══ INPUT FOR THIS TASK ══

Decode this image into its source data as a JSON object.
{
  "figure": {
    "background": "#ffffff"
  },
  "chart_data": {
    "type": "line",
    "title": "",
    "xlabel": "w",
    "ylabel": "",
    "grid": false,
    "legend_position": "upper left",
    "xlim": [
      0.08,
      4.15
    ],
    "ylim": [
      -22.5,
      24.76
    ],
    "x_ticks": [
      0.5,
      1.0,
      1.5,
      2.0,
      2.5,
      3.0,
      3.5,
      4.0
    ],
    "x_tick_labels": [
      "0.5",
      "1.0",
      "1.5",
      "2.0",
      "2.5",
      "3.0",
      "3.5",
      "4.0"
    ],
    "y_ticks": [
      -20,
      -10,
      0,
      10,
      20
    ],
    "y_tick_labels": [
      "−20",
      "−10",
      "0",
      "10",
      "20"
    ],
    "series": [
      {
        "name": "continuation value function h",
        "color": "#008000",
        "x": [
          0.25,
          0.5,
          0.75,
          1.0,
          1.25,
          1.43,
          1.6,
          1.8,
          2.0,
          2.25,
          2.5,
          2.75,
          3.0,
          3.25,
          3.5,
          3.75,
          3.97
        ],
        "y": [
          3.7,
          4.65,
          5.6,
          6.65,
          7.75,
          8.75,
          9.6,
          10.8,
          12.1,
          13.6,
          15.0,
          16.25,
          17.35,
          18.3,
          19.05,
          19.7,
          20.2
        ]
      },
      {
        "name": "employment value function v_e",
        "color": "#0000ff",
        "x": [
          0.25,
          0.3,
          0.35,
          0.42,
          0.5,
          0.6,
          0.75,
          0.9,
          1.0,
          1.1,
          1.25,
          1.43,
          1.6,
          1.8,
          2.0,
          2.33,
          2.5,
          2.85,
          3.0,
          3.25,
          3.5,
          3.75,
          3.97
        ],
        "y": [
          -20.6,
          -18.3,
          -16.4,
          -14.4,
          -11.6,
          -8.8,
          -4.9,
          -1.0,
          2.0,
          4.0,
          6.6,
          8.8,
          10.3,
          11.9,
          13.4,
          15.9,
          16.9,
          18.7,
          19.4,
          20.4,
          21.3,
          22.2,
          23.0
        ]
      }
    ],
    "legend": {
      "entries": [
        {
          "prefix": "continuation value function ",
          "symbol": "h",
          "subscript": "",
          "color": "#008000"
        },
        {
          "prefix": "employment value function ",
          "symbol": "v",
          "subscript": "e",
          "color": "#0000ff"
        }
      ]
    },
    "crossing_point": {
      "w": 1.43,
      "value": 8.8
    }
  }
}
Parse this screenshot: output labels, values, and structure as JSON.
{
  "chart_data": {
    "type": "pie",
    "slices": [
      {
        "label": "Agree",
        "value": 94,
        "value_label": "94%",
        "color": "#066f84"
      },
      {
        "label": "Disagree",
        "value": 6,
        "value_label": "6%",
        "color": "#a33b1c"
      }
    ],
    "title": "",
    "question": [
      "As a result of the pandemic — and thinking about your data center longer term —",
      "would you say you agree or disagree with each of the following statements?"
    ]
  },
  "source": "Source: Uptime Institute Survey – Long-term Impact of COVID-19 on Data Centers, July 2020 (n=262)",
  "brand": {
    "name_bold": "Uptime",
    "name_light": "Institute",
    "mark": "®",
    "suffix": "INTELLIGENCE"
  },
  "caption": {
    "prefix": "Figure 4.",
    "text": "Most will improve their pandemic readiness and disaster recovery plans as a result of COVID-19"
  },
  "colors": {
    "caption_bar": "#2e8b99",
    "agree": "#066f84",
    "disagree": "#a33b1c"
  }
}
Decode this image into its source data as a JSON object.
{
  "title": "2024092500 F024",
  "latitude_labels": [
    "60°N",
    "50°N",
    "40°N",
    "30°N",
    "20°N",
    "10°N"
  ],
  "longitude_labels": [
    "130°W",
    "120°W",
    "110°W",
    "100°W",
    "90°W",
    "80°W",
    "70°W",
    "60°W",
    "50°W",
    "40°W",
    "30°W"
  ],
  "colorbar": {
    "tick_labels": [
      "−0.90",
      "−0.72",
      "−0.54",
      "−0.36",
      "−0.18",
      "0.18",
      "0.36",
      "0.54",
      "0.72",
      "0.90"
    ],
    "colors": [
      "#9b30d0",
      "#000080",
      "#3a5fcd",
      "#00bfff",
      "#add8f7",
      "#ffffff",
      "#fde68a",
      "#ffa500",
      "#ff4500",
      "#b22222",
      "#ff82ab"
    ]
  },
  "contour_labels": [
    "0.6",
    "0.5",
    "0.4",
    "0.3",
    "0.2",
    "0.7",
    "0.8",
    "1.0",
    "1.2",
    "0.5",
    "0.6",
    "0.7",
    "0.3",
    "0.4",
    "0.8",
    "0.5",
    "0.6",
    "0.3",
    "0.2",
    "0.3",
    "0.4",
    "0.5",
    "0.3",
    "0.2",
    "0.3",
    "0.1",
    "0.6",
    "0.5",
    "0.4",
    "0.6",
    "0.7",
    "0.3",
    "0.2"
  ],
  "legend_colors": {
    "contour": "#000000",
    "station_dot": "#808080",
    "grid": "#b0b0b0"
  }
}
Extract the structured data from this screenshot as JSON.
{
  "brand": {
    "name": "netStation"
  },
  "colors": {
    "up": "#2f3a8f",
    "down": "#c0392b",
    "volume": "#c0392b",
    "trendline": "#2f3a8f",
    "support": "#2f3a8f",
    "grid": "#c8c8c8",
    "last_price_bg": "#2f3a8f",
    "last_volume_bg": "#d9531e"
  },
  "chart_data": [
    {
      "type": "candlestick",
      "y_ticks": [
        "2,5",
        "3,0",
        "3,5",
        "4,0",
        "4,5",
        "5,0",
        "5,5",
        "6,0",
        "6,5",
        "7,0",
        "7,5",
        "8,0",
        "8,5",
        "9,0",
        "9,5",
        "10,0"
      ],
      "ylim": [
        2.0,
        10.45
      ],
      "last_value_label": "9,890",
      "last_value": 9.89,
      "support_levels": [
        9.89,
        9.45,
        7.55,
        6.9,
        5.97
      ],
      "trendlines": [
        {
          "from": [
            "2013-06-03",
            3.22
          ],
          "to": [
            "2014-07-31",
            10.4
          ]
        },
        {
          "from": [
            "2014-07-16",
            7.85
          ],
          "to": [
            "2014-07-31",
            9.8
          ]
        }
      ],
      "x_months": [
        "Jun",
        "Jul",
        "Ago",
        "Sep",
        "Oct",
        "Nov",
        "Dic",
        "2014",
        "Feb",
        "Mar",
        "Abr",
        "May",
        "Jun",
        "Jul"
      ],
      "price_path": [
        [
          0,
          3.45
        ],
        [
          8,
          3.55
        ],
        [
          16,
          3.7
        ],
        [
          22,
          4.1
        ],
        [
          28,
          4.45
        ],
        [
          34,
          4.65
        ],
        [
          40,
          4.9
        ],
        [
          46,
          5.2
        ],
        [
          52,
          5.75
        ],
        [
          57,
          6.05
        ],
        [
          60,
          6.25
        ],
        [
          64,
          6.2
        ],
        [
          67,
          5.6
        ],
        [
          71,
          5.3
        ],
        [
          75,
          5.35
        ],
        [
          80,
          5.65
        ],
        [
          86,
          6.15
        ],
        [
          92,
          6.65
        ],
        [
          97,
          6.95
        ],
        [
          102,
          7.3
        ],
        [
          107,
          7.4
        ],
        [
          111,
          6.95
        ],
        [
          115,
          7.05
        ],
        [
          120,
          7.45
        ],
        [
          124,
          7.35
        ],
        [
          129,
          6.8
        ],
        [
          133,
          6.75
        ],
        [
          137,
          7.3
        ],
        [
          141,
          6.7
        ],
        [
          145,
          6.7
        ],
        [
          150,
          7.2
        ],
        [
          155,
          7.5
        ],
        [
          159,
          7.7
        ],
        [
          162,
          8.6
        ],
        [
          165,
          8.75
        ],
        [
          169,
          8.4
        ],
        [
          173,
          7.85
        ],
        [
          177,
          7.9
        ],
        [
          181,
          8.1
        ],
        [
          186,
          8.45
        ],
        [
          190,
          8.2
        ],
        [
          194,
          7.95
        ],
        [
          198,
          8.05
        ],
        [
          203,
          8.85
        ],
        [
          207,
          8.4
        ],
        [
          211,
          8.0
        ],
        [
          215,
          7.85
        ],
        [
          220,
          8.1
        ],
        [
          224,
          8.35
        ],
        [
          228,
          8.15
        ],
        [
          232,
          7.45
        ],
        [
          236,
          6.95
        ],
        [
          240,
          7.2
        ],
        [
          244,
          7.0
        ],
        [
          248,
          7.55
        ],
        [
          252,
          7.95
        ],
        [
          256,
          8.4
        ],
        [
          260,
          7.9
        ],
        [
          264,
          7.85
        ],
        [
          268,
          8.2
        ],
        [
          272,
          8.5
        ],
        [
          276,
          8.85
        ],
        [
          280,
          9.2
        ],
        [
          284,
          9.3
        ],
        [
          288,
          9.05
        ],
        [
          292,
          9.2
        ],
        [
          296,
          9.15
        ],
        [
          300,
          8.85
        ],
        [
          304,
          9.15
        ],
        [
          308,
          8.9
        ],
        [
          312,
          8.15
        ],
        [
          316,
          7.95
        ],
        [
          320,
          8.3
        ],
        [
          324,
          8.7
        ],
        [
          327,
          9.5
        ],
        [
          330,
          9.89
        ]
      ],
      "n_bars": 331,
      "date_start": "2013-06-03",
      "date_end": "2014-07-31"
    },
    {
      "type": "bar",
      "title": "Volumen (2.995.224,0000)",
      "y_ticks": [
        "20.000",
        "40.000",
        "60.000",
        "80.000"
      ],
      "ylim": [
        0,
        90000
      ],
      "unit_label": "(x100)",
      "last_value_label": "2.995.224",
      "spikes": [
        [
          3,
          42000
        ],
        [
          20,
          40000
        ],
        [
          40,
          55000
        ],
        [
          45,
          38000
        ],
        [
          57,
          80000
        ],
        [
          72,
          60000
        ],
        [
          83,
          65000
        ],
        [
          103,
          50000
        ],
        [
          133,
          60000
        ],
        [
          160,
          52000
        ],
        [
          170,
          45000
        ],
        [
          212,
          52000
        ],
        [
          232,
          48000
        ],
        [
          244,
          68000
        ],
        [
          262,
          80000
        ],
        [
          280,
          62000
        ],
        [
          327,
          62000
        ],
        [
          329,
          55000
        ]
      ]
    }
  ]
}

═══

# WRITTEN TASK:
Tally every line of the data that holds the word "JSON" and write the count alone.

# TASK RESULT:
4